**INSTRUCTION**
Determine how many lines contain the string "面包财经". Respond with that number and nothing more.

Dataset items
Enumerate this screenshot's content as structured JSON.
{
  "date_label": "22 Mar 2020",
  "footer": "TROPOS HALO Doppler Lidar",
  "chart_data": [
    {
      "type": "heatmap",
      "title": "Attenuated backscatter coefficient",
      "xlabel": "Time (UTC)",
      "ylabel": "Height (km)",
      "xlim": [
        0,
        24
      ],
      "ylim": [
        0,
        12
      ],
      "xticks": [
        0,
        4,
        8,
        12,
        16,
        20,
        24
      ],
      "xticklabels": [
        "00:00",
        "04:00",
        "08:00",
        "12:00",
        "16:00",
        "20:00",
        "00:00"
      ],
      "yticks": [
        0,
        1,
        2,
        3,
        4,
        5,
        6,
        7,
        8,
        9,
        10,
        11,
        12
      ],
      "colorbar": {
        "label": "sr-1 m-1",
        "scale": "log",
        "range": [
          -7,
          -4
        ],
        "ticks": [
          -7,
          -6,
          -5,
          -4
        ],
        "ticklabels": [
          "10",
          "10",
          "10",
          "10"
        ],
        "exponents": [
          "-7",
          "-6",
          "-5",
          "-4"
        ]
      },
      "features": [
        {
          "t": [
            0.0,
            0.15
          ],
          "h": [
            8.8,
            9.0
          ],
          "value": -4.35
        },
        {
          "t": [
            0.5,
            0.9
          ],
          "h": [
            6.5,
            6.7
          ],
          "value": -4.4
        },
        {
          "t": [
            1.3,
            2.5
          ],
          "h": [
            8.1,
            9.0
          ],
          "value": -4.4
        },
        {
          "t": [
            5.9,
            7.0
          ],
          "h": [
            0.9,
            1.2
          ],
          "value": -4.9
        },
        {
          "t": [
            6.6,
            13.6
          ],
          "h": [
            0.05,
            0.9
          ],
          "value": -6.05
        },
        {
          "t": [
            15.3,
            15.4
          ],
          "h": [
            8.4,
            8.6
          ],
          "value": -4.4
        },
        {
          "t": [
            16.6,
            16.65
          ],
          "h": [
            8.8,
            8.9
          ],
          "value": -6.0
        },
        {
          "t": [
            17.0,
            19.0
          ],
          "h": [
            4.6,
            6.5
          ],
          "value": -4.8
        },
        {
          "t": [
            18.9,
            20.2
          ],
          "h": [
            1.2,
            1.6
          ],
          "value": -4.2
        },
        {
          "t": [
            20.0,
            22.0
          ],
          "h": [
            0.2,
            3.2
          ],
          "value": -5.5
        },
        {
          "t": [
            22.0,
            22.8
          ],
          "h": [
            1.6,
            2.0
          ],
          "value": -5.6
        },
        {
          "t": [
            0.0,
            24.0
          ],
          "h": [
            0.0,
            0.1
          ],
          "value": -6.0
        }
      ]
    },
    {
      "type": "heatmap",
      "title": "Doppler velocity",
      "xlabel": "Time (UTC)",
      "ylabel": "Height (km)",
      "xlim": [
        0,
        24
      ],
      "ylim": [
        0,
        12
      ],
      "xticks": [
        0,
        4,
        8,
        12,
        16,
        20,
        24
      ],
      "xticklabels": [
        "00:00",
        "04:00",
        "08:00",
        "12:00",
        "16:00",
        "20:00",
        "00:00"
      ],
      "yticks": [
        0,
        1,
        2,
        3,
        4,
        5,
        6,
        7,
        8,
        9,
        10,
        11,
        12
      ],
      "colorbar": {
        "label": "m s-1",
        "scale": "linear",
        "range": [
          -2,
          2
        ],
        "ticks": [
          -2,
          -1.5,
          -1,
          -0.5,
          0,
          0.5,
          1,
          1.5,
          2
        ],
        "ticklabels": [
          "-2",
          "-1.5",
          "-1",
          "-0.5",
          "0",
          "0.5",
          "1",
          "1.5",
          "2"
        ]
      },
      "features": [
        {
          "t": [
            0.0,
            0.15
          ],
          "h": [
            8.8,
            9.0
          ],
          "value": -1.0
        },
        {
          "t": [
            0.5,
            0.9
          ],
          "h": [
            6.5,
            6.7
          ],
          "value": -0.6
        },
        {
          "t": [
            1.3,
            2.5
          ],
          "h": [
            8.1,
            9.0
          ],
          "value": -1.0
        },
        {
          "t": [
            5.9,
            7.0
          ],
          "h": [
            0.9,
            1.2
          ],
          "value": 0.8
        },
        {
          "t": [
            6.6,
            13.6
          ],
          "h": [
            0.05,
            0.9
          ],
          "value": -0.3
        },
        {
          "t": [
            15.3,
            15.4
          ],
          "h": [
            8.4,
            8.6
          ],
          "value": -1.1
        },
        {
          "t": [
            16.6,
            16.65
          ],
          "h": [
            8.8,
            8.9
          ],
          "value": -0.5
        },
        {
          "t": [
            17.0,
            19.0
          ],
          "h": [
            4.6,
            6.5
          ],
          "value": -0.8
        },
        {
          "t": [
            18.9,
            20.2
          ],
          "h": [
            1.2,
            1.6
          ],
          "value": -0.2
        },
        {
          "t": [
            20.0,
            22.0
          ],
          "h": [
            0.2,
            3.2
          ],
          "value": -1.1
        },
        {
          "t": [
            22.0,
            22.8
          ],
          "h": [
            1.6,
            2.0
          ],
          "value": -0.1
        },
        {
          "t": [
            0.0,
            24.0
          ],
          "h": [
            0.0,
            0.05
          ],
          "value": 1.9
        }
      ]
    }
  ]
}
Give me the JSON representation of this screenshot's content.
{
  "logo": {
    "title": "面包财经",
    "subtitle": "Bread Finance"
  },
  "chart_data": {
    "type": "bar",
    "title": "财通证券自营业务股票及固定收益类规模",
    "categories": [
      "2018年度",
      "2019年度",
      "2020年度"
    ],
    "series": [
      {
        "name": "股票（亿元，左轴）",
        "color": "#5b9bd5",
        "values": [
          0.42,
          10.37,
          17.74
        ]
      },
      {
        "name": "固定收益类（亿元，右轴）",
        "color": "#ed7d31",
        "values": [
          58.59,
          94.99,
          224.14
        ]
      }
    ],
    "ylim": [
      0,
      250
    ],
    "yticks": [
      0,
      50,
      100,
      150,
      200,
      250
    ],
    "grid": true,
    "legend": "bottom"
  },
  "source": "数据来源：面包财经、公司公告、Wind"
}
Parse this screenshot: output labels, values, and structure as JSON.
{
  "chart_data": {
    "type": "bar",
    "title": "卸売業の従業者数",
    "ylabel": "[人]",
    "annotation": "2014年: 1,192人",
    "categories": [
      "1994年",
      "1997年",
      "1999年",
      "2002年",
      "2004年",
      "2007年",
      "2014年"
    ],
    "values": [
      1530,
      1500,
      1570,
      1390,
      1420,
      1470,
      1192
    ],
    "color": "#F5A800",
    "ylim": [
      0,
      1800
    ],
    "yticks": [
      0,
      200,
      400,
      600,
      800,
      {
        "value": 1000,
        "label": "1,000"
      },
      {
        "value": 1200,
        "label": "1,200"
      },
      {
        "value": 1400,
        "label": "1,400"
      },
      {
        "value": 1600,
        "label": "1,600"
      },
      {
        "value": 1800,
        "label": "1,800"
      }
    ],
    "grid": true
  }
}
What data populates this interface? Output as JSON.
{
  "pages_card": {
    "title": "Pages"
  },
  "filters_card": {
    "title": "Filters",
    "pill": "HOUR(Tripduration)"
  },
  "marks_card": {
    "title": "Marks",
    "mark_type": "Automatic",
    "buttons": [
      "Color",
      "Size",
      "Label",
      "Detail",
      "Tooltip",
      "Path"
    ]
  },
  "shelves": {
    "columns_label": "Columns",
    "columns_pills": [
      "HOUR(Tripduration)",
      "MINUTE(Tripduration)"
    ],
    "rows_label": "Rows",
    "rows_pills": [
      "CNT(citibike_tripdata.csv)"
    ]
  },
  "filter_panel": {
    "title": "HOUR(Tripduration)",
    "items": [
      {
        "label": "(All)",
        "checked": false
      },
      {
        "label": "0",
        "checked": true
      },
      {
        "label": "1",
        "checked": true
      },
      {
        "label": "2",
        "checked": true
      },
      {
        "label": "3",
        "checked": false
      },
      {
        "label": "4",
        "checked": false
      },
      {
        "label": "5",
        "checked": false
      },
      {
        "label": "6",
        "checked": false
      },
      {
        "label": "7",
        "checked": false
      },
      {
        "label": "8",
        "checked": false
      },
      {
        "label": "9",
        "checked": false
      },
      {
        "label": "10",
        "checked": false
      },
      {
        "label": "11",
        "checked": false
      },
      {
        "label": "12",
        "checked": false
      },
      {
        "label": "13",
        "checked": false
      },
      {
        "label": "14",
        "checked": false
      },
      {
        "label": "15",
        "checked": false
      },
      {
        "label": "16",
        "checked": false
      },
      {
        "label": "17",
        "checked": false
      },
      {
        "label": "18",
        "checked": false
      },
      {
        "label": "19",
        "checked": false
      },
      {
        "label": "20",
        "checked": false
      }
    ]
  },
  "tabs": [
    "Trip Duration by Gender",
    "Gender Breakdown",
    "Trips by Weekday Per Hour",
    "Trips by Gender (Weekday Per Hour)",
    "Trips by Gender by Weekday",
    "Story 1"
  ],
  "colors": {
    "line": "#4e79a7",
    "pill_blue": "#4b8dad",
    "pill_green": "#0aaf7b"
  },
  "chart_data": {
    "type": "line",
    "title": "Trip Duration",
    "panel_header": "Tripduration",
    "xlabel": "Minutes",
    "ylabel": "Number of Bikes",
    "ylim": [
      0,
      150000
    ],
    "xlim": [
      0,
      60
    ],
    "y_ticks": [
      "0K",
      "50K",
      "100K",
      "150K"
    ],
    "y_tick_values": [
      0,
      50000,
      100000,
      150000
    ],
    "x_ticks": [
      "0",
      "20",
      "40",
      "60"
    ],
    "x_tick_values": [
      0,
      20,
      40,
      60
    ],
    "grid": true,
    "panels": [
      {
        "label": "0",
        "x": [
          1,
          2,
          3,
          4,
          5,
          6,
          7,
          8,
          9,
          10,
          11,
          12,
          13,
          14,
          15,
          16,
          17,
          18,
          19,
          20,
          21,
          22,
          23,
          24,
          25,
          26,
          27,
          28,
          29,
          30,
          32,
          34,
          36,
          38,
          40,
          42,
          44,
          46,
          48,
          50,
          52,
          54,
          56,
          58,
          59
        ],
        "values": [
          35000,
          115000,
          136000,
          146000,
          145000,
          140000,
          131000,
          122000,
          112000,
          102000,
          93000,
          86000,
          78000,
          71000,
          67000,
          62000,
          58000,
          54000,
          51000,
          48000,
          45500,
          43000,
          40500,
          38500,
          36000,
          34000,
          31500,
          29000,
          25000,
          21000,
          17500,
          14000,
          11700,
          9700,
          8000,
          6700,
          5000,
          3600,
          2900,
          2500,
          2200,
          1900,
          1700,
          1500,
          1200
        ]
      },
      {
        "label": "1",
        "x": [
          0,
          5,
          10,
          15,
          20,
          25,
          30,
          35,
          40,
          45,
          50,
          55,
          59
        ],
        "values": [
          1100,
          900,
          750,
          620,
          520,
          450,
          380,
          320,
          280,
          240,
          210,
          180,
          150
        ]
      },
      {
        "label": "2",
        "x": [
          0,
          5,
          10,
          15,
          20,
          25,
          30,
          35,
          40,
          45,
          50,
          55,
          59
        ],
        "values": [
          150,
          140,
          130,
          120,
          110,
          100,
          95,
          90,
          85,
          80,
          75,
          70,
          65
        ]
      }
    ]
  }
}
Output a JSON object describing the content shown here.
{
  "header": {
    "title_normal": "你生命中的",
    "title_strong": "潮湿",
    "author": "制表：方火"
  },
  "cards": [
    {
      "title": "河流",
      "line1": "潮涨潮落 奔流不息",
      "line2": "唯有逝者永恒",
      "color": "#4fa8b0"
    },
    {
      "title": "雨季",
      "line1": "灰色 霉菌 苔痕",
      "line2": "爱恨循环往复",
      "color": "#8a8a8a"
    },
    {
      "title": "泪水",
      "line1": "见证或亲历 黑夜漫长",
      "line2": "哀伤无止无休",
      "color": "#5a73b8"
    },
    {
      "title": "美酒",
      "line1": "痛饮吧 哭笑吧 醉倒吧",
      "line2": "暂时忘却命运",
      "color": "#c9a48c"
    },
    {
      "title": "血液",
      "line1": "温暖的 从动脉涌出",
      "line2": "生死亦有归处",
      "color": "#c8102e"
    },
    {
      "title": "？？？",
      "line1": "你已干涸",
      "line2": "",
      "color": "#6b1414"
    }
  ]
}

**ANSWER TO THE TASK**
2